Task instructions |
Restate each line of the listing exactly, without carrying over any pictures.

----- Entries provided -----

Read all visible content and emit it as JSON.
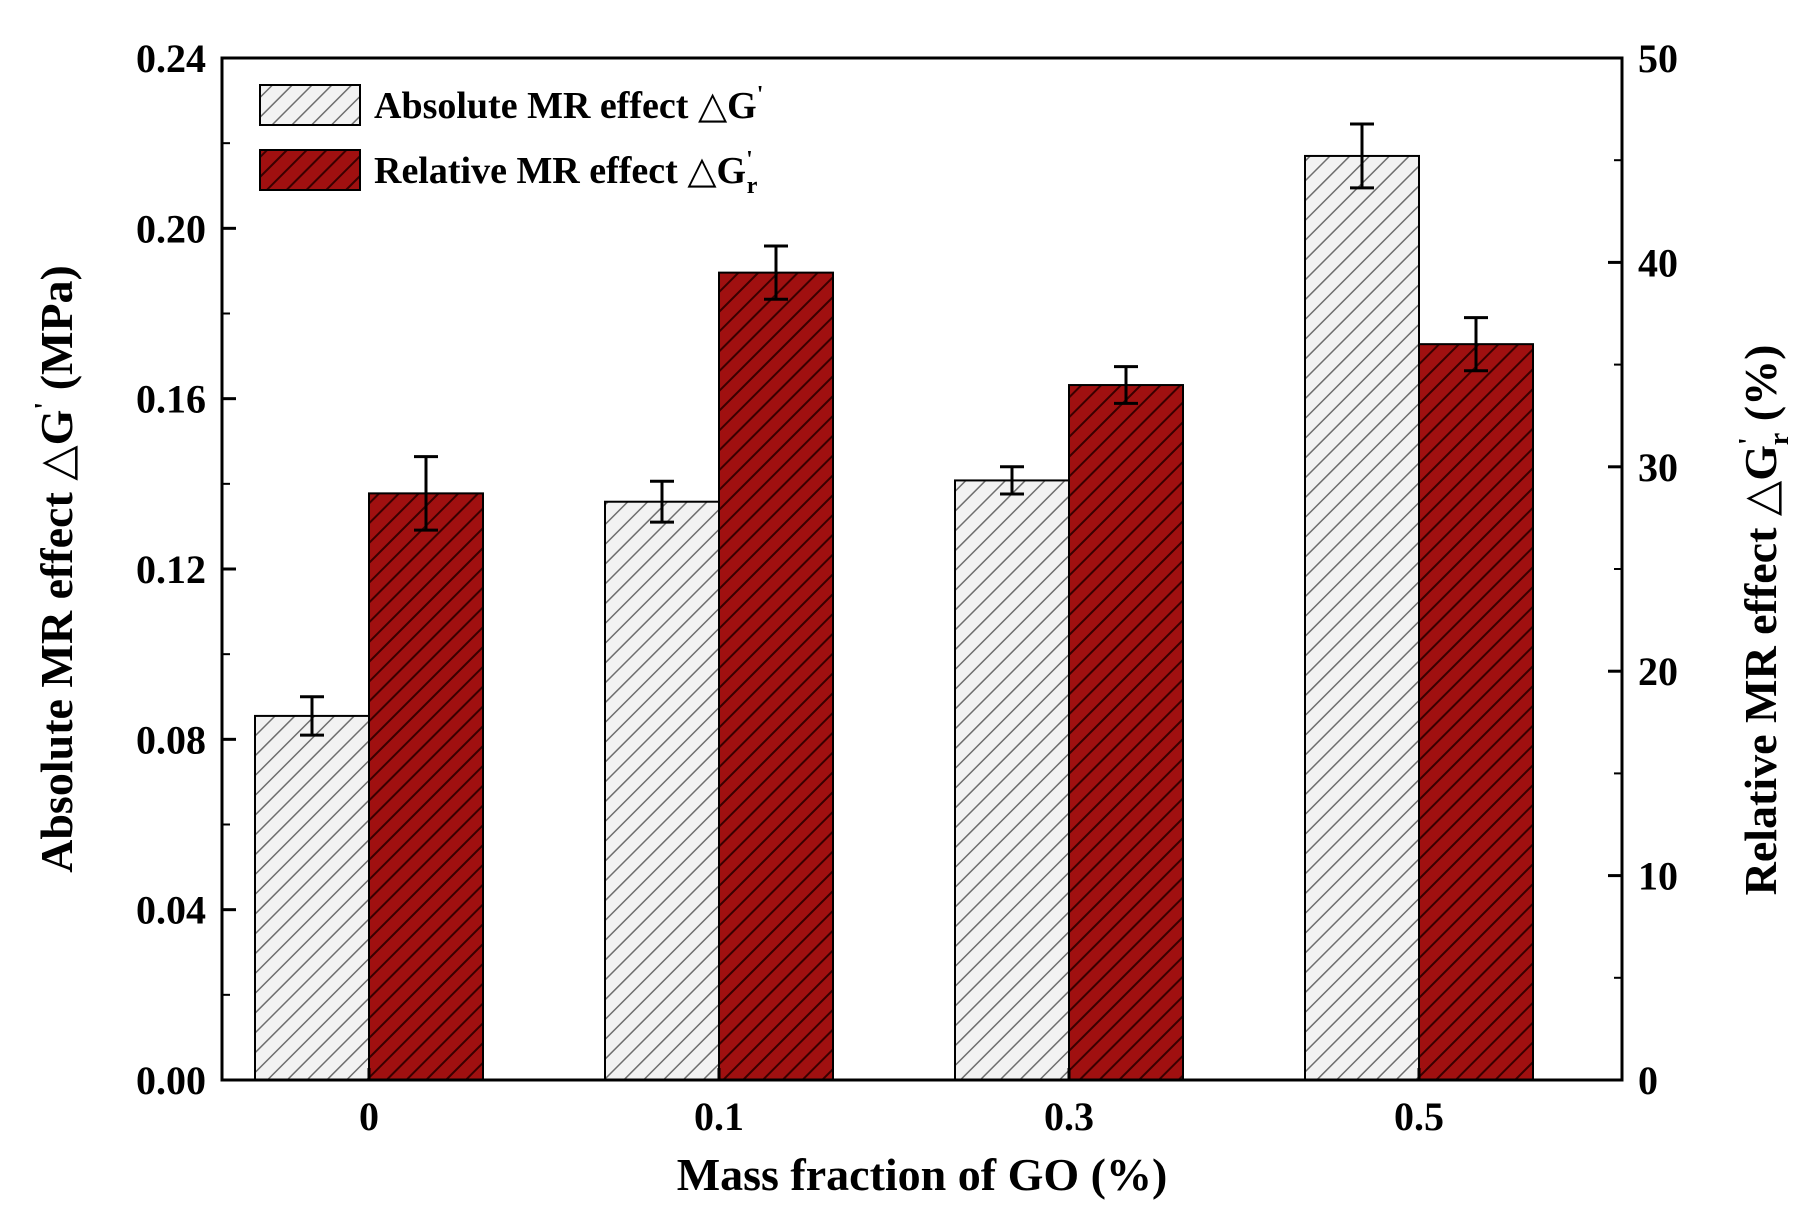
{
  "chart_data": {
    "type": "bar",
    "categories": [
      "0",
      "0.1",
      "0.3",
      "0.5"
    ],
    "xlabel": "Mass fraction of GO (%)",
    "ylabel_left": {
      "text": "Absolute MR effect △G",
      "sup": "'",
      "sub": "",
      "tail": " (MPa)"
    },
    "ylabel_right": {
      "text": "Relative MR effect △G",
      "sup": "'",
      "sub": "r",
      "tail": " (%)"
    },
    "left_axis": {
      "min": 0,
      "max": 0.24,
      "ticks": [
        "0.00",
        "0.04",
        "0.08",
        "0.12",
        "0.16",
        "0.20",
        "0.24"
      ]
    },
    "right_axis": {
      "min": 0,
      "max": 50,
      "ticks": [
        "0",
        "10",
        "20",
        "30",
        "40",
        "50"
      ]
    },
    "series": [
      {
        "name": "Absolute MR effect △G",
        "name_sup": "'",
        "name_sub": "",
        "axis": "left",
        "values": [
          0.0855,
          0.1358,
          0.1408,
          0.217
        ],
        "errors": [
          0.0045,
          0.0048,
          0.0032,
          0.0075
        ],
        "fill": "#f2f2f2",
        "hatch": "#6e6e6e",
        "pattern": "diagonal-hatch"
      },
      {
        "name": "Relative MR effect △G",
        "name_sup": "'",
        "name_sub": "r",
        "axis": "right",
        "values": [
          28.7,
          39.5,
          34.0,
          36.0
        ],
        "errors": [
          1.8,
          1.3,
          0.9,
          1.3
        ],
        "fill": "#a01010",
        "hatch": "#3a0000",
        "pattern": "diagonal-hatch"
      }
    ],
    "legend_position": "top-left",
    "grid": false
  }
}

-----

Response to the exercise |
Read all visible content and emit it as JSON.
{
  "chart_data": {
    "type": "bar",
    "categories": [
      "0",
      "0.1",
      "0.3",
      "0.5"
    ],
    "xlabel": "Mass fraction of GO (%)",
    "ylabel_left": {
      "text": "Absolute MR effect △G",
      "sup": "'",
      "sub": "",
      "tail": " (MPa)"
    },
    "ylabel_right": {
      "text": "Relative MR effect △G",
      "sup": "'",
      "sub": "r",
      "tail": " (%)"
    },
    "left_axis": {
      "min": 0,
      "max": 0.24,
      "ticks": [
        "0.00",
        "0.04",
        "0.08",
        "0.12",
        "0.16",
        "0.20",
        "0.24"
      ]
    },
    "right_axis": {
      "min": 0,
      "max": 50,
      "ticks": [
        "0",
        "10",
        "20",
        "30",
        "40",
        "50"
      ]
    },
    "series": [
      {
        "name": "Absolute MR effect △G",
        "name_sup": "'",
        "name_sub": "",
        "axis": "left",
        "values": [
          0.0855,
          0.1358,
          0.1408,
          0.217
        ],
        "errors": [
          0.0045,
          0.0048,
          0.0032,
          0.0075
        ],
        "fill": "#f2f2f2",
        "hatch": "#6e6e6e",
        "pattern": "diagonal-hatch"
      },
      {
        "name": "Relative MR effect △G",
        "name_sup": "'",
        "name_sub": "r",
        "axis": "right",
        "values": [
          28.7,
          39.5,
          34.0,
          36.0
        ],
        "errors": [
          1.8,
          1.3,
          0.9,
          1.3
        ],
        "fill": "#a01010",
        "hatch": "#3a0000",
        "pattern": "diagonal-hatch"
      }
    ],
    "legend_position": "top-left",
    "grid": false
  }
}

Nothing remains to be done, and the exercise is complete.